>> Start

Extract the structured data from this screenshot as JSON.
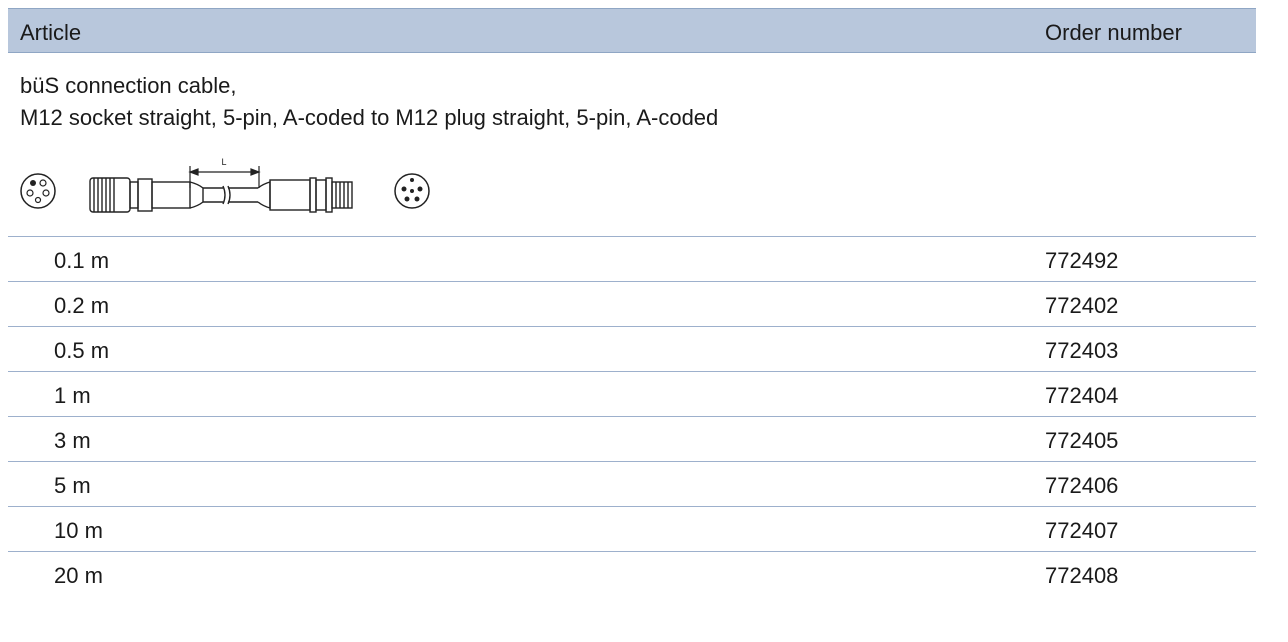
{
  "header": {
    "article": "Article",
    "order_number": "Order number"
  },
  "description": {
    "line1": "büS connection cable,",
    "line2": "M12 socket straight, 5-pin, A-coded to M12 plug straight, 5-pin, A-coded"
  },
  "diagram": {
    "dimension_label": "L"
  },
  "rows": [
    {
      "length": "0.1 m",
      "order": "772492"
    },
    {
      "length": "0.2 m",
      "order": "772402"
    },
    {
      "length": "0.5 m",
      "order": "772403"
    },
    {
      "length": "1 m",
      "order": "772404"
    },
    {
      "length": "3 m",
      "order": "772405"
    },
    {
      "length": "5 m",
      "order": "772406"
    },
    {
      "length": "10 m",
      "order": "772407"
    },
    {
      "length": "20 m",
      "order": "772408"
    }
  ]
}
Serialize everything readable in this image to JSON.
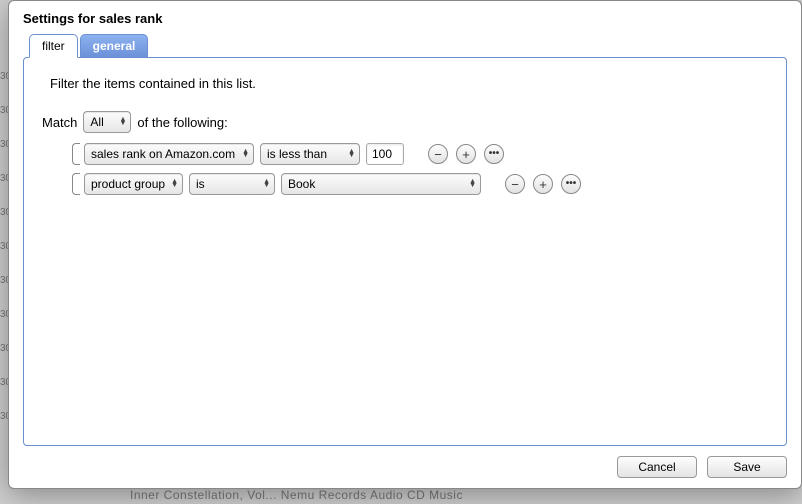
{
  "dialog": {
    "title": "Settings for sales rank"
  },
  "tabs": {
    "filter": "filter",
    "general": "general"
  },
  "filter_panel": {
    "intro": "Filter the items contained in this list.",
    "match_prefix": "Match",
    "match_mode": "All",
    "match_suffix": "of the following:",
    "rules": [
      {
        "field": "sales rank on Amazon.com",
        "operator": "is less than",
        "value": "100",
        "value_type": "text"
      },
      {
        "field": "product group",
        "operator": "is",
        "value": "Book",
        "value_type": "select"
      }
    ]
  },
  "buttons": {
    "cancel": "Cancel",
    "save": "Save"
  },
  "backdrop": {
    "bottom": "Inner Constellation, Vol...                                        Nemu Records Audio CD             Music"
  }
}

>> End

** Exercise **
Leave the pictures out and reproduce all of the records exactly.

** Reply to the task **
Extract the structured data from this screenshot as JSON.
{
  "header": {
    "article": "Article",
    "order_number": "Order number"
  },
  "description": {
    "line1": "büS connection cable,",
    "line2": "M12 socket straight, 5-pin, A-coded to M12 plug straight, 5-pin, A-coded"
  },
  "diagram": {
    "dimension_label": "L"
  },
  "rows": [
    {
      "length": "0.1 m",
      "order": "772492"
    },
    {
      "length": "0.2 m",
      "order": "772402"
    },
    {
      "length": "0.5 m",
      "order": "772403"
    },
    {
      "length": "1 m",
      "order": "772404"
    },
    {
      "length": "3 m",
      "order": "772405"
    },
    {
      "length": "5 m",
      "order": "772406"
    },
    {
      "length": "10 m",
      "order": "772407"
    },
    {
      "length": "20 m",
      "order": "772408"
    }
  ]
}
Serialize everything readable in this image to JSON.
{
  "dialog": {
    "title": "Settings for sales rank"
  },
  "tabs": {
    "filter": "filter",
    "general": "general"
  },
  "filter_panel": {
    "intro": "Filter the items contained in this list.",
    "match_prefix": "Match",
    "match_mode": "All",
    "match_suffix": "of the following:",
    "rules": [
      {
        "field": "sales rank on Amazon.com",
        "operator": "is less than",
        "value": "100",
        "value_type": "text"
      },
      {
        "field": "product group",
        "operator": "is",
        "value": "Book",
        "value_type": "select"
      }
    ]
  },
  "buttons": {
    "cancel": "Cancel",
    "save": "Save"
  },
  "backdrop": {
    "bottom": "Inner Constellation, Vol...                                        Nemu Records Audio CD             Music"
  }
}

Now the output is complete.